- _Record extracts_:
+ + + + + + +

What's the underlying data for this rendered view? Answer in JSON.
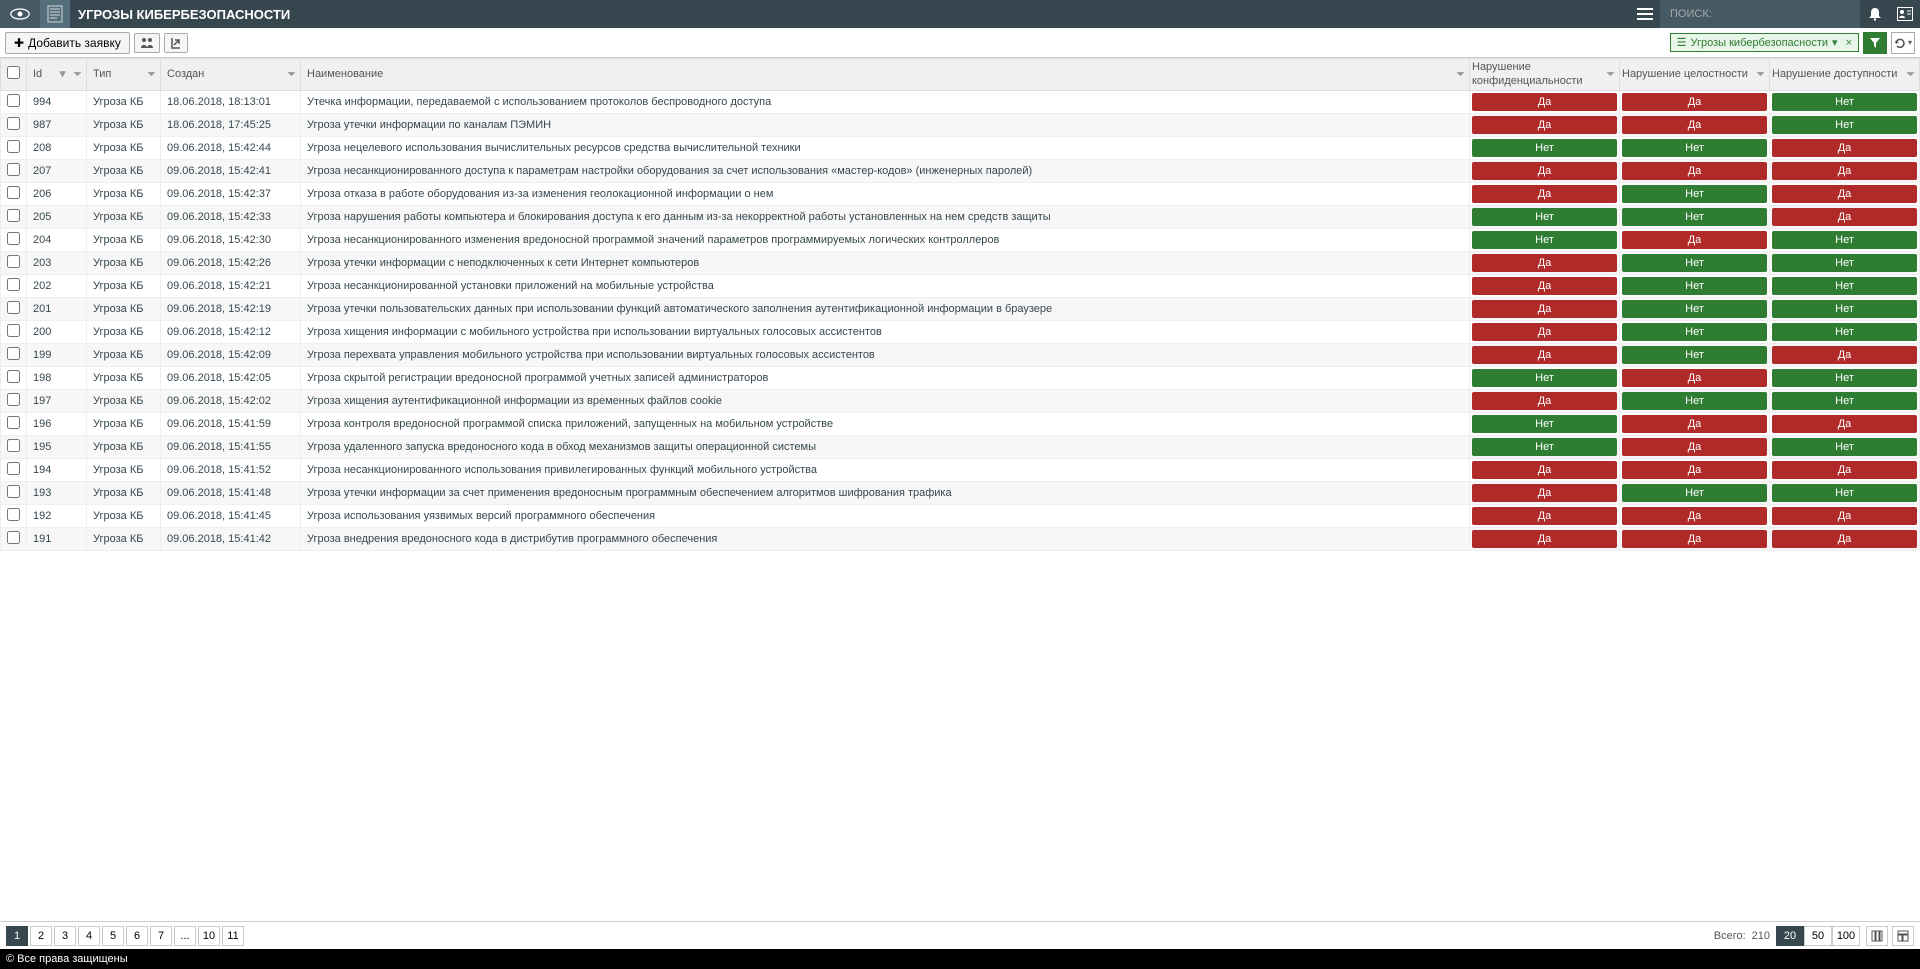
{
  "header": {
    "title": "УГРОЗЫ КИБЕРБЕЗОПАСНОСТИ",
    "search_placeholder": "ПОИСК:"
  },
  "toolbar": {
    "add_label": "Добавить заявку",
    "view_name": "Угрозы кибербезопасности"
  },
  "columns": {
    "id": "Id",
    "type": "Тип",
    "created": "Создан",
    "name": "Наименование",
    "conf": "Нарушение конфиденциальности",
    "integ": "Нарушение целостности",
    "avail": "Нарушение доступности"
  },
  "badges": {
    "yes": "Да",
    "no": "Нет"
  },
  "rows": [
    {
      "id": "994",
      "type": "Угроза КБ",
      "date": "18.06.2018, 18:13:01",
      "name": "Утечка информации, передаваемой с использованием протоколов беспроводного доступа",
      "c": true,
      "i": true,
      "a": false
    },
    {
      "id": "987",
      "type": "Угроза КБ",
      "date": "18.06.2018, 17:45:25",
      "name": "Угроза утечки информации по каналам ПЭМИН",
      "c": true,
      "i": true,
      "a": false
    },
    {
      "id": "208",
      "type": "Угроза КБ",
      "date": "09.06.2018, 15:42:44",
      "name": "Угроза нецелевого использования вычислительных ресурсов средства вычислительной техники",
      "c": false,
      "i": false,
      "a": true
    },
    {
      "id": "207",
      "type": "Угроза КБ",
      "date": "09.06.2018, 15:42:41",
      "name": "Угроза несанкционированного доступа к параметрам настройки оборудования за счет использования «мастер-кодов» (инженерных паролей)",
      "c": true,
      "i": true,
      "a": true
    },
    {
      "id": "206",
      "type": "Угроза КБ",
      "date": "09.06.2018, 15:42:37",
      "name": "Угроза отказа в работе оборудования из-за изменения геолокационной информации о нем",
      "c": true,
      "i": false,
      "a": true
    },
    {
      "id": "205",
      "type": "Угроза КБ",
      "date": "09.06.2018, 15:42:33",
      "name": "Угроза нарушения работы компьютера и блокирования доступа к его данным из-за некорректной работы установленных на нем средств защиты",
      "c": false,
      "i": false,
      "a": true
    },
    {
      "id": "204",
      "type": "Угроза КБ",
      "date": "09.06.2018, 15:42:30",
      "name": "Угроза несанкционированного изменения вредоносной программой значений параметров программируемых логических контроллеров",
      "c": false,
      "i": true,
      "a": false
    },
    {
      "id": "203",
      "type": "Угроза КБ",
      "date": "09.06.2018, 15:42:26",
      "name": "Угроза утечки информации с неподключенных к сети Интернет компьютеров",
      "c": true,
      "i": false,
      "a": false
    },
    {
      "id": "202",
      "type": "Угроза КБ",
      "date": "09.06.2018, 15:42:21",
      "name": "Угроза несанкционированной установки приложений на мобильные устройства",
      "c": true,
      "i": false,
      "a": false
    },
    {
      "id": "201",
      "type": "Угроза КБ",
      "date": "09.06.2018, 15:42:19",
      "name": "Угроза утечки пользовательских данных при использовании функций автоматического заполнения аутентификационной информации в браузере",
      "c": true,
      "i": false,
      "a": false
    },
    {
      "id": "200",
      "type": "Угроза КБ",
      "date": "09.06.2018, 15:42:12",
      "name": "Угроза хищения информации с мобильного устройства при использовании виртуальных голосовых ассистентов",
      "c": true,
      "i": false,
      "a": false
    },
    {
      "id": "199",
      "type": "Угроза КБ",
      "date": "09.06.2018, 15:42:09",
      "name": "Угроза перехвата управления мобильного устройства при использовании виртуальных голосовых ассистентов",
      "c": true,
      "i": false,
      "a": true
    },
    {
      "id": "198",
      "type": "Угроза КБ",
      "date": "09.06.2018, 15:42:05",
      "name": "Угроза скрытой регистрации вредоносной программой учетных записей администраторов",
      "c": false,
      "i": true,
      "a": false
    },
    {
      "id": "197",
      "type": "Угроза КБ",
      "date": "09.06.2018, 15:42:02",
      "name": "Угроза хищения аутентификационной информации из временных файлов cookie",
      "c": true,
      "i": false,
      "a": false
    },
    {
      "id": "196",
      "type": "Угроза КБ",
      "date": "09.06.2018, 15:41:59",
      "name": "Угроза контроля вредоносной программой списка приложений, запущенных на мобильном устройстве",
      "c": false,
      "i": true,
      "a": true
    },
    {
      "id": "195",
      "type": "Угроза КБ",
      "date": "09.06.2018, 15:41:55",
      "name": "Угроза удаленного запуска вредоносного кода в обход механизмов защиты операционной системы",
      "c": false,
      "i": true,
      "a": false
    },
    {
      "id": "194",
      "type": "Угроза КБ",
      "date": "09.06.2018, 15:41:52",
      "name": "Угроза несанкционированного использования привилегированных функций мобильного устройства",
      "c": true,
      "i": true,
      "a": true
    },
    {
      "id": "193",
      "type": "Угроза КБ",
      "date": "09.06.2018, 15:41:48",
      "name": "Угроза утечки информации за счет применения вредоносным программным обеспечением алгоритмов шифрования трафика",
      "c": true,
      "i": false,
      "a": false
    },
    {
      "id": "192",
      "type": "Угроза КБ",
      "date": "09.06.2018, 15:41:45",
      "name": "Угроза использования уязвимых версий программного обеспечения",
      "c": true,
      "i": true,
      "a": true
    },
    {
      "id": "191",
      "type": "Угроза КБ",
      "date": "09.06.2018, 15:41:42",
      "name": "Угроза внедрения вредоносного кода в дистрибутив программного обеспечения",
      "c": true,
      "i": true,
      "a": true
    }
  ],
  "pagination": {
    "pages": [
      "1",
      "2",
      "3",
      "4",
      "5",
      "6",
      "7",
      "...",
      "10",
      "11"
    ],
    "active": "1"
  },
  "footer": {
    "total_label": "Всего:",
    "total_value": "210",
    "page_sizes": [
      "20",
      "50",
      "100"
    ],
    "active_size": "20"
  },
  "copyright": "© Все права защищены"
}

+ + + + + + +

- _To do_: Tally the lines of the listing above that include the word "обеспечения". Answer with the number alone.

- _The result_: 2